To be done ->
Reproduce every entry exactly.

_ _ _

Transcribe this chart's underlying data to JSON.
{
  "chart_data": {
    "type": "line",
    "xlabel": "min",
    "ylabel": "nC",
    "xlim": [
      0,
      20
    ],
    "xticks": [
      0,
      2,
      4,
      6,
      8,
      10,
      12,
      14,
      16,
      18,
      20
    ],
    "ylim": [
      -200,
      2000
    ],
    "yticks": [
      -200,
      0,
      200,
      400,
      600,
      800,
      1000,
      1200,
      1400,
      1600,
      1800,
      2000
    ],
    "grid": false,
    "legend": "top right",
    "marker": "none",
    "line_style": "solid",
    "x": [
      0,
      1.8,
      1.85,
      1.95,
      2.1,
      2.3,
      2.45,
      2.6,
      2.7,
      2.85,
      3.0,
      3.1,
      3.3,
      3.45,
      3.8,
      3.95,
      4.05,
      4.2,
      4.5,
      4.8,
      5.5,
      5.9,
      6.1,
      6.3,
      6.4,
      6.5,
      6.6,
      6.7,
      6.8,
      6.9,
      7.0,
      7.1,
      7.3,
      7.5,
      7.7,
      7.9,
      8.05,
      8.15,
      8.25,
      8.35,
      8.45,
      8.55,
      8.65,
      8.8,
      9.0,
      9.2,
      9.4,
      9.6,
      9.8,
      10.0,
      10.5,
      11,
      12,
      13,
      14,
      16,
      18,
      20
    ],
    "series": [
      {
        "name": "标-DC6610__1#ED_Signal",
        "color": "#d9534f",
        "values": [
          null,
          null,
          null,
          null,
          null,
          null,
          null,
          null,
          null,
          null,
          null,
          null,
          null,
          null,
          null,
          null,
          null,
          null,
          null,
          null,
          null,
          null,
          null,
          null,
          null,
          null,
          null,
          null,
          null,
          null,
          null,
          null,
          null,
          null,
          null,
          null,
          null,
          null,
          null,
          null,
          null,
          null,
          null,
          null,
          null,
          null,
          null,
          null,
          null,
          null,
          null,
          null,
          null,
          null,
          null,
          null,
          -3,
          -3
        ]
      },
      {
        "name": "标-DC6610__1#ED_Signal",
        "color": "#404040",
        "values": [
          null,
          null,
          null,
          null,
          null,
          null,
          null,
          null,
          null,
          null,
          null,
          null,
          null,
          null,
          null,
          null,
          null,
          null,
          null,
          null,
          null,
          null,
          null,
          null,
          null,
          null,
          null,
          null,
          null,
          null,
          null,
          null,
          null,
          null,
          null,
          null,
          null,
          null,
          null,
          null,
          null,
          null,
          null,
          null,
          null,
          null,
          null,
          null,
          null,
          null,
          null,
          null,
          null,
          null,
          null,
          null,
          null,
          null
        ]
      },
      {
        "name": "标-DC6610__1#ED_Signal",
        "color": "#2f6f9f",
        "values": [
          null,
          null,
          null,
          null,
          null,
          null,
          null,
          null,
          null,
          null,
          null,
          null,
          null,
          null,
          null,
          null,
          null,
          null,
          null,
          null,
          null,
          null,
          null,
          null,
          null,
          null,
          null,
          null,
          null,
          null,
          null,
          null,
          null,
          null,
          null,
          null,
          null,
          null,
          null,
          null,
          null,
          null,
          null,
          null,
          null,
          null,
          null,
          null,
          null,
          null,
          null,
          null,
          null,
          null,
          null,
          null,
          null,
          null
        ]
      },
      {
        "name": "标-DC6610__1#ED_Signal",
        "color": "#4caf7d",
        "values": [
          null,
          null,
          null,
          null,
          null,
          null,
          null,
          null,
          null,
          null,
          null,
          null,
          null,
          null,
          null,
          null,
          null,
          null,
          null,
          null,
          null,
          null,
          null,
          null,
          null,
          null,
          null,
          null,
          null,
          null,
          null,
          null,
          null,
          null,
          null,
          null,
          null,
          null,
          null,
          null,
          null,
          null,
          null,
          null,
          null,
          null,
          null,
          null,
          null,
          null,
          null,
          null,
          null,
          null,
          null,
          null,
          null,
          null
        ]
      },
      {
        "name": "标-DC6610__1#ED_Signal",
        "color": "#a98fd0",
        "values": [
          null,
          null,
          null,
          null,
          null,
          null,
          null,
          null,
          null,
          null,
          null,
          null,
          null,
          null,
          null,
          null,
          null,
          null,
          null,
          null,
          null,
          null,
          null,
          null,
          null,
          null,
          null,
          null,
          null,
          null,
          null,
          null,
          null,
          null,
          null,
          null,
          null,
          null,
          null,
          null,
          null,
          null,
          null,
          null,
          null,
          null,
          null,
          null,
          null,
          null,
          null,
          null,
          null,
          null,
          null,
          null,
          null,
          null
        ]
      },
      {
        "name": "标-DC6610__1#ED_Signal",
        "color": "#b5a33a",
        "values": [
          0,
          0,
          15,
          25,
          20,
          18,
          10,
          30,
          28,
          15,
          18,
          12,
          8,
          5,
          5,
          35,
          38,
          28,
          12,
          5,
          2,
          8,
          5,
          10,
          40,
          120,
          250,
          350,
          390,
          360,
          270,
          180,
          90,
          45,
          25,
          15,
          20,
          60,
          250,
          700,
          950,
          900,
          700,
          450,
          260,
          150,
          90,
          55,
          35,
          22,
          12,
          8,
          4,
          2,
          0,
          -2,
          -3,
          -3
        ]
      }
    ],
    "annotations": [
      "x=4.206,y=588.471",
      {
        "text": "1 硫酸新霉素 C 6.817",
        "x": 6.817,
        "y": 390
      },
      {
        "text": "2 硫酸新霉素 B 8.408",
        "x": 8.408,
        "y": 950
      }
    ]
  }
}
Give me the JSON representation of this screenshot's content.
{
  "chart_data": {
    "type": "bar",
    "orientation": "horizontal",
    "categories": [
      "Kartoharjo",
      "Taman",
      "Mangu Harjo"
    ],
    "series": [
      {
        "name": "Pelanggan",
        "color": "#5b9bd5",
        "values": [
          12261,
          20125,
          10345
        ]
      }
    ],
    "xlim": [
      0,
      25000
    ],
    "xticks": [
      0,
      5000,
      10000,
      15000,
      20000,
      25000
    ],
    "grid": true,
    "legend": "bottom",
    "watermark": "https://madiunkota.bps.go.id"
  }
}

_ _ _

Worked solution ->
Transcribe this chart's underlying data to JSON.
{
  "chart_data": {
    "type": "line",
    "xlabel": "min",
    "ylabel": "nC",
    "xlim": [
      0,
      20
    ],
    "xticks": [
      0,
      2,
      4,
      6,
      8,
      10,
      12,
      14,
      16,
      18,
      20
    ],
    "ylim": [
      -200,
      2000
    ],
    "yticks": [
      -200,
      0,
      200,
      400,
      600,
      800,
      1000,
      1200,
      1400,
      1600,
      1800,
      2000
    ],
    "grid": false,
    "legend": "top right",
    "marker": "none",
    "line_style": "solid",
    "x": [
      0,
      1.8,
      1.85,
      1.95,
      2.1,
      2.3,
      2.45,
      2.6,
      2.7,
      2.85,
      3.0,
      3.1,
      3.3,
      3.45,
      3.8,
      3.95,
      4.05,
      4.2,
      4.5,
      4.8,
      5.5,
      5.9,
      6.1,
      6.3,
      6.4,
      6.5,
      6.6,
      6.7,
      6.8,
      6.9,
      7.0,
      7.1,
      7.3,
      7.5,
      7.7,
      7.9,
      8.05,
      8.15,
      8.25,
      8.35,
      8.45,
      8.55,
      8.65,
      8.8,
      9.0,
      9.2,
      9.4,
      9.6,
      9.8,
      10.0,
      10.5,
      11,
      12,
      13,
      14,
      16,
      18,
      20
    ],
    "series": [
      {
        "name": "标-DC6610__1#ED_Signal",
        "color": "#d9534f",
        "values": [
          null,
          null,
          null,
          null,
          null,
          null,
          null,
          null,
          null,
          null,
          null,
          null,
          null,
          null,
          null,
          null,
          null,
          null,
          null,
          null,
          null,
          null,
          null,
          null,
          null,
          null,
          null,
          null,
          null,
          null,
          null,
          null,
          null,
          null,
          null,
          null,
          null,
          null,
          null,
          null,
          null,
          null,
          null,
          null,
          null,
          null,
          null,
          null,
          null,
          null,
          null,
          null,
          null,
          null,
          null,
          null,
          -3,
          -3
        ]
      },
      {
        "name": "标-DC6610__1#ED_Signal",
        "color": "#404040",
        "values": [
          null,
          null,
          null,
          null,
          null,
          null,
          null,
          null,
          null,
          null,
          null,
          null,
          null,
          null,
          null,
          null,
          null,
          null,
          null,
          null,
          null,
          null,
          null,
          null,
          null,
          null,
          null,
          null,
          null,
          null,
          null,
          null,
          null,
          null,
          null,
          null,
          null,
          null,
          null,
          null,
          null,
          null,
          null,
          null,
          null,
          null,
          null,
          null,
          null,
          null,
          null,
          null,
          null,
          null,
          null,
          null,
          null,
          null
        ]
      },
      {
        "name": "标-DC6610__1#ED_Signal",
        "color": "#2f6f9f",
        "values": [
          null,
          null,
          null,
          null,
          null,
          null,
          null,
          null,
          null,
          null,
          null,
          null,
          null,
          null,
          null,
          null,
          null,
          null,
          null,
          null,
          null,
          null,
          null,
          null,
          null,
          null,
          null,
          null,
          null,
          null,
          null,
          null,
          null,
          null,
          null,
          null,
          null,
          null,
          null,
          null,
          null,
          null,
          null,
          null,
          null,
          null,
          null,
          null,
          null,
          null,
          null,
          null,
          null,
          null,
          null,
          null,
          null,
          null
        ]
      },
      {
        "name": "标-DC6610__1#ED_Signal",
        "color": "#4caf7d",
        "values": [
          null,
          null,
          null,
          null,
          null,
          null,
          null,
          null,
          null,
          null,
          null,
          null,
          null,
          null,
          null,
          null,
          null,
          null,
          null,
          null,
          null,
          null,
          null,
          null,
          null,
          null,
          null,
          null,
          null,
          null,
          null,
          null,
          null,
          null,
          null,
          null,
          null,
          null,
          null,
          null,
          null,
          null,
          null,
          null,
          null,
          null,
          null,
          null,
          null,
          null,
          null,
          null,
          null,
          null,
          null,
          null,
          null,
          null
        ]
      },
      {
        "name": "标-DC6610__1#ED_Signal",
        "color": "#a98fd0",
        "values": [
          null,
          null,
          null,
          null,
          null,
          null,
          null,
          null,
          null,
          null,
          null,
          null,
          null,
          null,
          null,
          null,
          null,
          null,
          null,
          null,
          null,
          null,
          null,
          null,
          null,
          null,
          null,
          null,
          null,
          null,
          null,
          null,
          null,
          null,
          null,
          null,
          null,
          null,
          null,
          null,
          null,
          null,
          null,
          null,
          null,
          null,
          null,
          null,
          null,
          null,
          null,
          null,
          null,
          null,
          null,
          null,
          null,
          null
        ]
      },
      {
        "name": "标-DC6610__1#ED_Signal",
        "color": "#b5a33a",
        "values": [
          0,
          0,
          15,
          25,
          20,
          18,
          10,
          30,
          28,
          15,
          18,
          12,
          8,
          5,
          5,
          35,
          38,
          28,
          12,
          5,
          2,
          8,
          5,
          10,
          40,
          120,
          250,
          350,
          390,
          360,
          270,
          180,
          90,
          45,
          25,
          15,
          20,
          60,
          250,
          700,
          950,
          900,
          700,
          450,
          260,
          150,
          90,
          55,
          35,
          22,
          12,
          8,
          4,
          2,
          0,
          -2,
          -3,
          -3
        ]
      }
    ],
    "annotations": [
      "x=4.206,y=588.471",
      {
        "text": "1 硫酸新霉素 C 6.817",
        "x": 6.817,
        "y": 390
      },
      {
        "text": "2 硫酸新霉素 B 8.408",
        "x": 8.408,
        "y": 950
      }
    ]
  }
}
Give me the JSON representation of this screenshot's content.
{
  "chart_data": {
    "type": "bar",
    "orientation": "horizontal",
    "categories": [
      "Kartoharjo",
      "Taman",
      "Mangu Harjo"
    ],
    "series": [
      {
        "name": "Pelanggan",
        "color": "#5b9bd5",
        "values": [
          12261,
          20125,
          10345
        ]
      }
    ],
    "xlim": [
      0,
      25000
    ],
    "xticks": [
      0,
      5000,
      10000,
      15000,
      20000,
      25000
    ],
    "grid": true,
    "legend": "bottom",
    "watermark": "https://madiunkota.bps.go.id"
  }
}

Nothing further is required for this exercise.